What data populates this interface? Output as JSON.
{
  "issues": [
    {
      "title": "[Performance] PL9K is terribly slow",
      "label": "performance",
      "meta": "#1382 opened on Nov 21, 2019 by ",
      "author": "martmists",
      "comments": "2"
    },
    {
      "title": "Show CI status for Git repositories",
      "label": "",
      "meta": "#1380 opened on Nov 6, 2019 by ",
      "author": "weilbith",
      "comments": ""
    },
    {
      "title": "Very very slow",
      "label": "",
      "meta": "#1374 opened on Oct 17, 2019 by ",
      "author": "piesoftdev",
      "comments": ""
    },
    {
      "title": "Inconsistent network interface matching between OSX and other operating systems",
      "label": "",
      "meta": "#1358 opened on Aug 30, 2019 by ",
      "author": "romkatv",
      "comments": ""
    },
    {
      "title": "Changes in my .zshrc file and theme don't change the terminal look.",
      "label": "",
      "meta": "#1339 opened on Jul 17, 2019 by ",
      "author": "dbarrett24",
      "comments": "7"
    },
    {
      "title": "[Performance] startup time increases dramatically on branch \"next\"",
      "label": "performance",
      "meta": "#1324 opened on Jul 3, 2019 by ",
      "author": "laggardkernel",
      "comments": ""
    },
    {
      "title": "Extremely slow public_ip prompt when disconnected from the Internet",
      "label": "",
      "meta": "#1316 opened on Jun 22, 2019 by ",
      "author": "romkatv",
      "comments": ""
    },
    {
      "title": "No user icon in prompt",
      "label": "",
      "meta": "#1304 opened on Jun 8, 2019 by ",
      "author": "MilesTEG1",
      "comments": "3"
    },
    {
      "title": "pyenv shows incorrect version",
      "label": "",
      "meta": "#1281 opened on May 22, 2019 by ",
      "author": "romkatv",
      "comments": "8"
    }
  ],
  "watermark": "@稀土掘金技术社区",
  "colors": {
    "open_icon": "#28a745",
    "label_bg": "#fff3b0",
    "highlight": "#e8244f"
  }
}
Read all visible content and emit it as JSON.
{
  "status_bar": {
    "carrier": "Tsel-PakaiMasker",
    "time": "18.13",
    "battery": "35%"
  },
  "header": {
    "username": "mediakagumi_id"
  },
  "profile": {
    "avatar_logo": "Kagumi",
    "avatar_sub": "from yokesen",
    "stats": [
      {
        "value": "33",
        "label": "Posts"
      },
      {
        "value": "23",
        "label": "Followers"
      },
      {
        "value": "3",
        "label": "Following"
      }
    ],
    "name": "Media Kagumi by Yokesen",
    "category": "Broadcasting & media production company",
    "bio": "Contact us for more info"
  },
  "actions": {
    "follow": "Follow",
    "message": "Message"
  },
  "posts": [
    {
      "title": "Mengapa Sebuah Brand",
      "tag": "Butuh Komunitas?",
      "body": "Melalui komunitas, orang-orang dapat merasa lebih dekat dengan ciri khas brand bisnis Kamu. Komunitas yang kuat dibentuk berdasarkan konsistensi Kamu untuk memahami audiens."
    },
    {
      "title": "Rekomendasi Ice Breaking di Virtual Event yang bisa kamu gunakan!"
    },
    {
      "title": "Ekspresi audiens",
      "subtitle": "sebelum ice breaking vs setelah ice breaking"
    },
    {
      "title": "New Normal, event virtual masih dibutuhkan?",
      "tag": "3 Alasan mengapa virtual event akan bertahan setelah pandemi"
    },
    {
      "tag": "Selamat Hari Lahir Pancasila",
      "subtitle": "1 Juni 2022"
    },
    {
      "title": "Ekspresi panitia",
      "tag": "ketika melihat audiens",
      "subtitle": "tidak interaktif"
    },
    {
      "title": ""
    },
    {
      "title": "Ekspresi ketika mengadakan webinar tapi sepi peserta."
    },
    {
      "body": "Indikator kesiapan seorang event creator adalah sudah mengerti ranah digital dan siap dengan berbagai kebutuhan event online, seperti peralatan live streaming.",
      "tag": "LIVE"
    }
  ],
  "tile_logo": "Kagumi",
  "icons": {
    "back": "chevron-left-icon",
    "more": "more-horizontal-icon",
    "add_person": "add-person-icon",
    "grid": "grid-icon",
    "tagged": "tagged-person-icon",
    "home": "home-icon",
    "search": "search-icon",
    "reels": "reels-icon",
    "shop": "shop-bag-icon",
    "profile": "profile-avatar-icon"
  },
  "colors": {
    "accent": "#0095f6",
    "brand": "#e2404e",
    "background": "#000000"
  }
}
==*==
Written task:
Extract every line above exactly as it stands.

Task result:
What data populates this interface? Output as JSON.
{
  "issues": [
    {
      "title": "[Performance] PL9K is terribly slow",
      "label": "performance",
      "meta": "#1382 opened on Nov 21, 2019 by ",
      "author": "martmists",
      "comments": "2"
    },
    {
      "title": "Show CI status for Git repositories",
      "label": "",
      "meta": "#1380 opened on Nov 6, 2019 by ",
      "author": "weilbith",
      "comments": ""
    },
    {
      "title": "Very very slow",
      "label": "",
      "meta": "#1374 opened on Oct 17, 2019 by ",
      "author": "piesoftdev",
      "comments": ""
    },
    {
      "title": "Inconsistent network interface matching between OSX and other operating systems",
      "label": "",
      "meta": "#1358 opened on Aug 30, 2019 by ",
      "author": "romkatv",
      "comments": ""
    },
    {
      "title": "Changes in my .zshrc file and theme don't change the terminal look.",
      "label": "",
      "meta": "#1339 opened on Jul 17, 2019 by ",
      "author": "dbarrett24",
      "comments": "7"
    },
    {
      "title": "[Performance] startup time increases dramatically on branch \"next\"",
      "label": "performance",
      "meta": "#1324 opened on Jul 3, 2019 by ",
      "author": "laggardkernel",
      "comments": ""
    },
    {
      "title": "Extremely slow public_ip prompt when disconnected from the Internet",
      "label": "",
      "meta": "#1316 opened on Jun 22, 2019 by ",
      "author": "romkatv",
      "comments": ""
    },
    {
      "title": "No user icon in prompt",
      "label": "",
      "meta": "#1304 opened on Jun 8, 2019 by ",
      "author": "MilesTEG1",
      "comments": "3"
    },
    {
      "title": "pyenv shows incorrect version",
      "label": "",
      "meta": "#1281 opened on May 22, 2019 by ",
      "author": "romkatv",
      "comments": "8"
    }
  ],
  "watermark": "@稀土掘金技术社区",
  "colors": {
    "open_icon": "#28a745",
    "label_bg": "#fff3b0",
    "highlight": "#e8244f"
  }
}
Read all visible content and emit it as JSON.
{
  "status_bar": {
    "carrier": "Tsel-PakaiMasker",
    "time": "18.13",
    "battery": "35%"
  },
  "header": {
    "username": "mediakagumi_id"
  },
  "profile": {
    "avatar_logo": "Kagumi",
    "avatar_sub": "from yokesen",
    "stats": [
      {
        "value": "33",
        "label": "Posts"
      },
      {
        "value": "23",
        "label": "Followers"
      },
      {
        "value": "3",
        "label": "Following"
      }
    ],
    "name": "Media Kagumi by Yokesen",
    "category": "Broadcasting & media production company",
    "bio": "Contact us for more info"
  },
  "actions": {
    "follow": "Follow",
    "message": "Message"
  },
  "posts": [
    {
      "title": "Mengapa Sebuah Brand",
      "tag": "Butuh Komunitas?",
      "body": "Melalui komunitas, orang-orang dapat merasa lebih dekat dengan ciri khas brand bisnis Kamu. Komunitas yang kuat dibentuk berdasarkan konsistensi Kamu untuk memahami audiens."
    },
    {
      "title": "Rekomendasi Ice Breaking di Virtual Event yang bisa kamu gunakan!"
    },
    {
      "title": "Ekspresi audiens",
      "subtitle": "sebelum ice breaking vs setelah ice breaking"
    },
    {
      "title": "New Normal, event virtual masih dibutuhkan?",
      "tag": "3 Alasan mengapa virtual event akan bertahan setelah pandemi"
    },
    {
      "tag": "Selamat Hari Lahir Pancasila",
      "subtitle": "1 Juni 2022"
    },
    {
      "title": "Ekspresi panitia",
      "tag": "ketika melihat audiens",
      "subtitle": "tidak interaktif"
    },
    {
      "title": ""
    },
    {
      "title": "Ekspresi ketika mengadakan webinar tapi sepi peserta."
    },
    {
      "body": "Indikator kesiapan seorang event creator adalah sudah mengerti ranah digital dan siap dengan berbagai kebutuhan event online, seperti peralatan live streaming.",
      "tag": "LIVE"
    }
  ],
  "tile_logo": "Kagumi",
  "icons": {
    "back": "chevron-left-icon",
    "more": "more-horizontal-icon",
    "add_person": "add-person-icon",
    "grid": "grid-icon",
    "tagged": "tagged-person-icon",
    "home": "home-icon",
    "search": "search-icon",
    "reels": "reels-icon",
    "shop": "shop-bag-icon",
    "profile": "profile-avatar-icon"
  },
  "colors": {
    "accent": "#0095f6",
    "brand": "#e2404e",
    "background": "#000000"
  }
}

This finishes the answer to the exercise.